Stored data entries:
# # # #
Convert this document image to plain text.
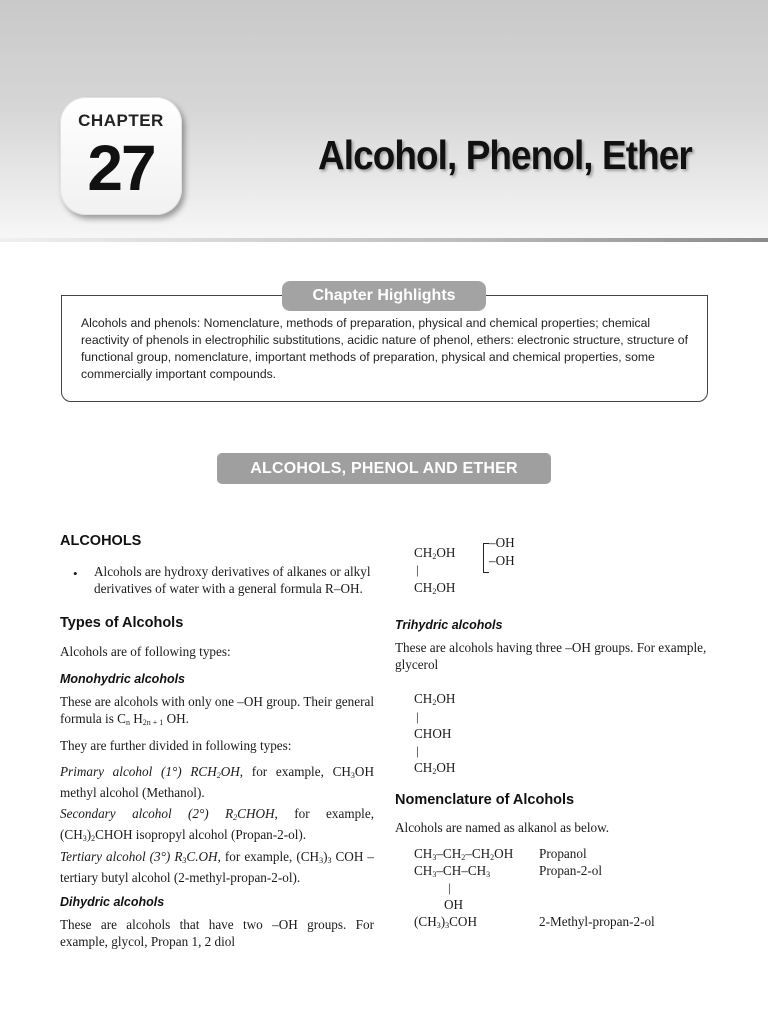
CHAPTER
27	Alcohol, Phenol, Ether
Chapter Highlights
Alcohols and phenols: Nomenclature, methods of preparation, physical and chemical properties; chemical reactivity of phenols in electrophilic substitutions, acidic nature of phenol, ethers: electronic structure, structure of functional group, nomenclature, important methods of preparation, physical and chemical properties, some commercially important compounds.
ALCOHOLS, PHENOL AND ETHER
ALCOHOLS
• Alcohols are hydroxy derivatives of alkanes or alkyl derivatives of water with a general formula R–OH.
Types of Alcohols
Alcohols are of following types:
Monohydric alcohols
These are alcohols with only one –OH group. Their general formula is $C_n$ $H_{2n + 1}$ OH.
They are further divided in following types:
Primary alcohol (1°) $RCH_2OH$, for example, $CH_3OH$ methyl alcohol (Methanol).
Secondary alcohol (2°) $R_2CHOH$, for example, $(CH_3)_2CHOH$ isopropyl alcohol (Propan-2-ol).
Tertiary alcohol (3°) $R_3C.OH$, for example, $(CH_3)_3$ COH –tertiary butyl alcohol (2-methyl-propan-2-ol).
Dihydric alcohols
These are alcohols that have two –OH groups. For example, glycol, Propan 1, 2 diol
$CH_2OH$
|
$CH_2OH$
–OH
–OH
Trihydric alcohols
These are alcohols having three –OH groups. For example, glycerol
$CH_2OH$
|
CHOH
|
$CH_2OH$
Nomenclature of Alcohols
Alcohols are named as alkanol as below.
$CH_3-CH_2-CH_2OH$ Propanol
$CH_3-CH-CH_3$	Propan-2-ol
|
OH
$(CH_3)_3COH$	2-Methyl-propan-2-ol
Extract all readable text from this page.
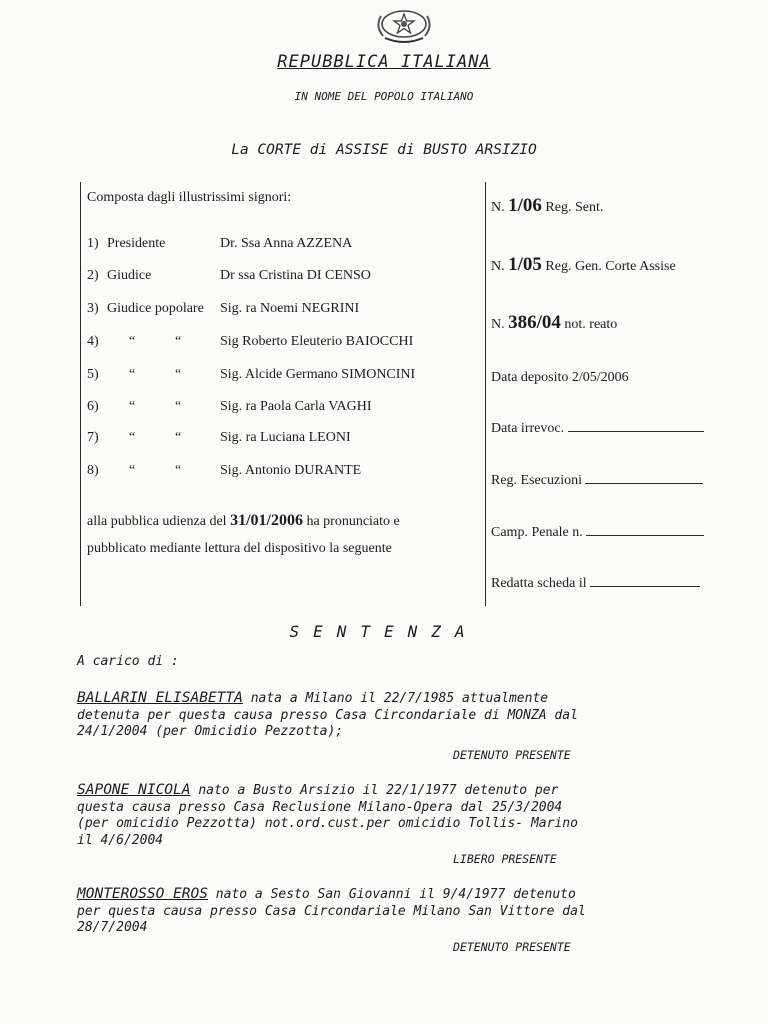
REPUBBLICA ITALIANA
IN NOME DEL POPOLO ITALIANO
La CORTE di ASSISE di BUSTO ARSIZIO
Composta dagli illustrissimi signori:
1) Presidente	Dr. Ssa Anna AZZENA
2) Giudice	Dr ssa Cristina DI CENSO
3) Giudice popolare Sig. ra Noemi NEGRINI
4) “	“	Sig Roberto Eleuterio BAIOCCHI
5) “	“	Sig. Alcide Germano SIMONCINI
6) “	“	Sig. ra Paola Carla VAGHI
7) “	“	Sig. ra Luciana LEONI
8) “	“	Sig. Antonio DURANTE
alla pubblica udienza del 31/01/2006 ha pronunciato e
pubblicato mediante lettura del dispositivo la seguente
N. 1/06 Reg. Sent.
N. 1/05 Reg. Gen. Corte Assise
N. 386/04 not. reato
Data deposito 2/05/2006
Data irrevoc.
Reg. Esecuzioni
Camp. Penale n.
Redatta scheda il
SENTENZA
A carico di :
BALLARIN ELISABETTA nata a Milano il 22/7/1985 attualmente
detenuta per questa causa presso Casa Circondariale di MONZA dal
24/1/2004 (per Omicidio Pezzotta);
DETENUTO PRESENTE
SAPONE NICOLA nato a Busto Arsizio il 22/1/1977 detenuto per
questa causa presso Casa Reclusione Milano-Opera dal 25/3/2004
(per omicidio Pezzotta) not.ord.cust.per omicidio Tollis- Marino
il 4/6/2004
LIBERO PRESENTE
MONTEROSSO EROS nato a Sesto San Giovanni il 9/4/1977 detenuto
per questa causa presso Casa Circondariale Milano San Vittore dal
28/7/2004
DETENUTO PRESENTE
# # # #
The task: Print every entry exactly as written, without the pictures.

Problem solution:
Convert this document image to plain text.
CHAPTER
27	Alcohol, Phenol, Ether
Chapter Highlights
Alcohols and phenols: Nomenclature, methods of preparation, physical and chemical properties; chemical reactivity of phenols in electrophilic substitutions, acidic nature of phenol, ethers: electronic structure, structure of functional group, nomenclature, important methods of preparation, physical and chemical properties, some commercially important compounds.
ALCOHOLS, PHENOL AND ETHER
ALCOHOLS
• Alcohols are hydroxy derivatives of alkanes or alkyl derivatives of water with a general formula R–OH.
Types of Alcohols
Alcohols are of following types:
Monohydric alcohols
These are alcohols with only one –OH group. Their general formula is $C_n$ $H_{2n + 1}$ OH.
They are further divided in following types:
Primary alcohol (1°) $RCH_2OH$, for example, $CH_3OH$ methyl alcohol (Methanol).
Secondary alcohol (2°) $R_2CHOH$, for example, $(CH_3)_2CHOH$ isopropyl alcohol (Propan-2-ol).
Tertiary alcohol (3°) $R_3C.OH$, for example, $(CH_3)_3$ COH –tertiary butyl alcohol (2-methyl-propan-2-ol).
Dihydric alcohols
These are alcohols that have two –OH groups. For example, glycol, Propan 1, 2 diol
$CH_2OH$
|
$CH_2OH$
–OH
–OH
Trihydric alcohols
These are alcohols having three –OH groups. For example, glycerol
$CH_2OH$
|
CHOH
|
$CH_2OH$
Nomenclature of Alcohols
Alcohols are named as alkanol as below.
$CH_3-CH_2-CH_2OH$ Propanol
$CH_3-CH-CH_3$	Propan-2-ol
|
OH
$(CH_3)_3COH$	2-Methyl-propan-2-ol
Extract all readable text from this page.
REPUBBLICA ITALIANA
IN NOME DEL POPOLO ITALIANO
La CORTE di ASSISE di BUSTO ARSIZIO
Composta dagli illustrissimi signori:
1) Presidente	Dr. Ssa Anna AZZENA
2) Giudice	Dr ssa Cristina DI CENSO
3) Giudice popolare Sig. ra Noemi NEGRINI
4) “	“	Sig Roberto Eleuterio BAIOCCHI
5) “	“	Sig. Alcide Germano SIMONCINI
6) “	“	Sig. ra Paola Carla VAGHI
7) “	“	Sig. ra Luciana LEONI
8) “	“	Sig. Antonio DURANTE
alla pubblica udienza del 31/01/2006 ha pronunciato e
pubblicato mediante lettura del dispositivo la seguente
N. 1/06 Reg. Sent.
N. 1/05 Reg. Gen. Corte Assise
N. 386/04 not. reato
Data deposito 2/05/2006
Data irrevoc.
Reg. Esecuzioni
Camp. Penale n.
Redatta scheda il
SENTENZA
A carico di :
BALLARIN ELISABETTA nata a Milano il 22/7/1985 attualmente
detenuta per questa causa presso Casa Circondariale di MONZA dal
24/1/2004 (per Omicidio Pezzotta);
DETENUTO PRESENTE
SAPONE NICOLA nato a Busto Arsizio il 22/1/1977 detenuto per
questa causa presso Casa Reclusione Milano-Opera dal 25/3/2004
(per omicidio Pezzotta) not.ord.cust.per omicidio Tollis- Marino
il 4/6/2004
LIBERO PRESENTE
MONTEROSSO EROS nato a Sesto San Giovanni il 9/4/1977 detenuto
per questa causa presso Casa Circondariale Milano San Vittore dal
28/7/2004
DETENUTO PRESENTE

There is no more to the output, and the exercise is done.